- **WORK REQUIRED**:
From the records below, pull each line that has "document".

-*-

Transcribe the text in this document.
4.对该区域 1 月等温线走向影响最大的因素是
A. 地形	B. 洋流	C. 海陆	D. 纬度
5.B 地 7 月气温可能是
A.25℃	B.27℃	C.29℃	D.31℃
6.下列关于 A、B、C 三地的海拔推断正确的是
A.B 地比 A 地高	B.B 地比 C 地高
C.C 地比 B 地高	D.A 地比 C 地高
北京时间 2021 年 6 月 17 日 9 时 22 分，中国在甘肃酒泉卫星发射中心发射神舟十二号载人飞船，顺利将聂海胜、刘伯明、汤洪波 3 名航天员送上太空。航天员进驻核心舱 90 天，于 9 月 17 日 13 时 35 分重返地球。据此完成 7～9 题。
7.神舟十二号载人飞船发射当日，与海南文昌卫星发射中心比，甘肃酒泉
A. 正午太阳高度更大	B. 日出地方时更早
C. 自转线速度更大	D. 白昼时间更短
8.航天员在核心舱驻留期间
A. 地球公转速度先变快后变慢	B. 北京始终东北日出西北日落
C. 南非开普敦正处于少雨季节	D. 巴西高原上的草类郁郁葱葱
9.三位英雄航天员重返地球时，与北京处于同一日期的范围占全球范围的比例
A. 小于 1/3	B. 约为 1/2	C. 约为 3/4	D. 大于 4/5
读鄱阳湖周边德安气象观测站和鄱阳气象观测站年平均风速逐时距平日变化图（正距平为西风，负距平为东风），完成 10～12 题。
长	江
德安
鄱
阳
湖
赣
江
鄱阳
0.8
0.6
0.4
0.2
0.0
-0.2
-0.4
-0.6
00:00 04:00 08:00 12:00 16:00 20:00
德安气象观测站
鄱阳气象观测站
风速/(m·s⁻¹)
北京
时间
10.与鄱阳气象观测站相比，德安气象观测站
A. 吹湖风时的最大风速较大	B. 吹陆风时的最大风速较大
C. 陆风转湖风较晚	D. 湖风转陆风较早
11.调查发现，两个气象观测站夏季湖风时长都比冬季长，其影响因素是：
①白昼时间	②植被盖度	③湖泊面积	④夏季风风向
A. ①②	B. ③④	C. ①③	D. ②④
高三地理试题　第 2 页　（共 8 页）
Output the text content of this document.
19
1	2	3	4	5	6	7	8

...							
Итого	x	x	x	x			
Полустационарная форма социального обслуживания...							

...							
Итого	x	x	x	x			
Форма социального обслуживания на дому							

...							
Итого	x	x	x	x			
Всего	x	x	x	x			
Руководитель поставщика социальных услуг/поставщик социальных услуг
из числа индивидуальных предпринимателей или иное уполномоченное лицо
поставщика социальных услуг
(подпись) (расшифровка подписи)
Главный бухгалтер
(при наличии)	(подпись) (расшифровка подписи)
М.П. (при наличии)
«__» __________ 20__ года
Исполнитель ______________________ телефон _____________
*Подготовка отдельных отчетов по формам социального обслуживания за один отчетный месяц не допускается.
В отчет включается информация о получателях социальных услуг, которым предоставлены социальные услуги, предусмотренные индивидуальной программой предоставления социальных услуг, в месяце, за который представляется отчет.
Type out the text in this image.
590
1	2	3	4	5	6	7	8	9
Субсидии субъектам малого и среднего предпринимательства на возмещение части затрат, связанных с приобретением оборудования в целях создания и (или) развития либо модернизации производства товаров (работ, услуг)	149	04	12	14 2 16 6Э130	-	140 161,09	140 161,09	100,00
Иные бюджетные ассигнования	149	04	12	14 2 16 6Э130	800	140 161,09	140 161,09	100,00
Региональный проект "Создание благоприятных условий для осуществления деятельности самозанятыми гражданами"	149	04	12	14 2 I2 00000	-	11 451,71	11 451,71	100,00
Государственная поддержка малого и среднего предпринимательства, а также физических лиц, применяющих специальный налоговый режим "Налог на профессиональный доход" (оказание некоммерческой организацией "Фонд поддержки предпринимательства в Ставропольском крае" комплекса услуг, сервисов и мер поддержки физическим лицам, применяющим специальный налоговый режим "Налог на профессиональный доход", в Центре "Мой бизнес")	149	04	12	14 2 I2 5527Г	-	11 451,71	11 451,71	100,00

-*-

- **EXERCISE ANSWER**:
Transcribe the text in this document.
Output the text content of this document.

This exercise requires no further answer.